— begin —
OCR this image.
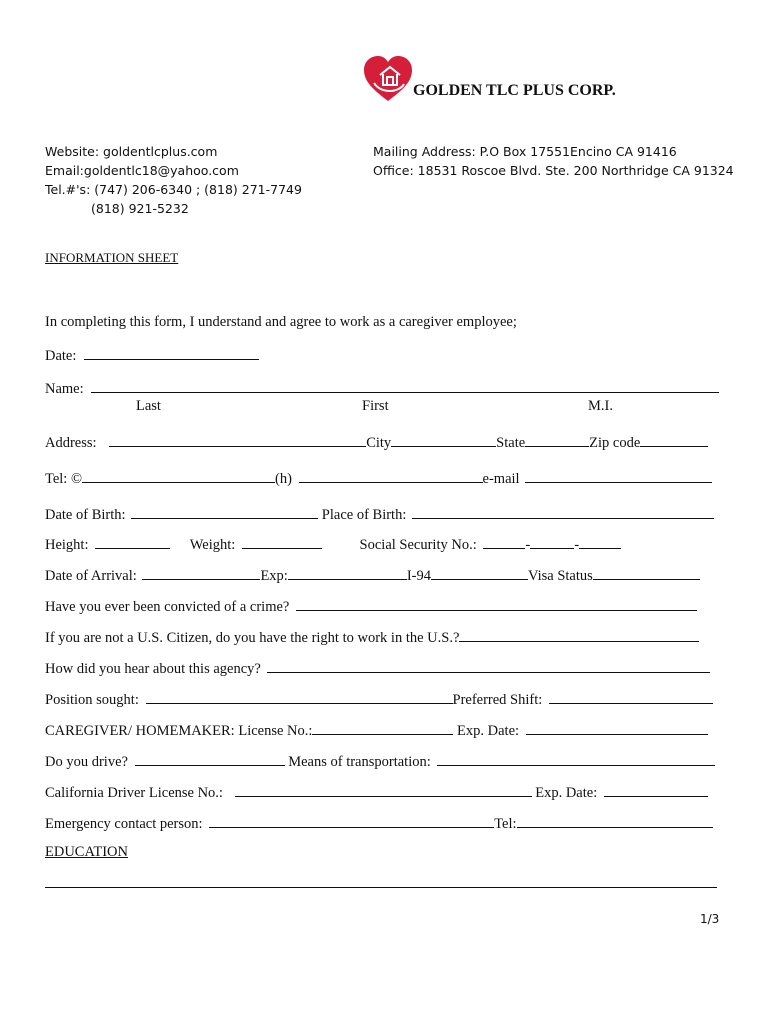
GOLDEN TLC PLUS CORP.
Website: goldentlcplus.com
Email:goldentlc18@yahoo.com
Tel.#'s: (747) 206-6340 ; (818) 271-7749
(818) 921-5232
Mailing Address: P.O Box 17551Encino CA 91416
Office: 18531 Roscoe Blvd. Ste. 200 Northridge CA 91324
INFORMATION SHEET
In completing this form, I understand and agree to work as a caregiver employee;
Date:
Name:
Last	First	M.I.
Address:	City	State	Zip code
Tel: ©	(h)	e-mail
Date of Birth:	Place of Birth:
Height:	Weight:	Social Security No.:	-	-
Date of Arrival:	Exp:	I-94	Visa Status
Have you ever been convicted of a crime?
If you are not a U.S. Citizen, do you have the right to work in the U.S.?
How did you hear about this agency?
Position sought:	Preferred Shift:
CAREGIVER/ HOMEMAKER: License No.:	Exp. Date:
Do you drive?	Means of transportation:
California Driver License No.:	Exp. Date:
Emergency contact person:	Tel:
EDUCATION
1/3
— end —
* _Aim_: Check each line in the listing above for the string "Address", then report how many lines contain it, with no other text.

* _Written response_: 2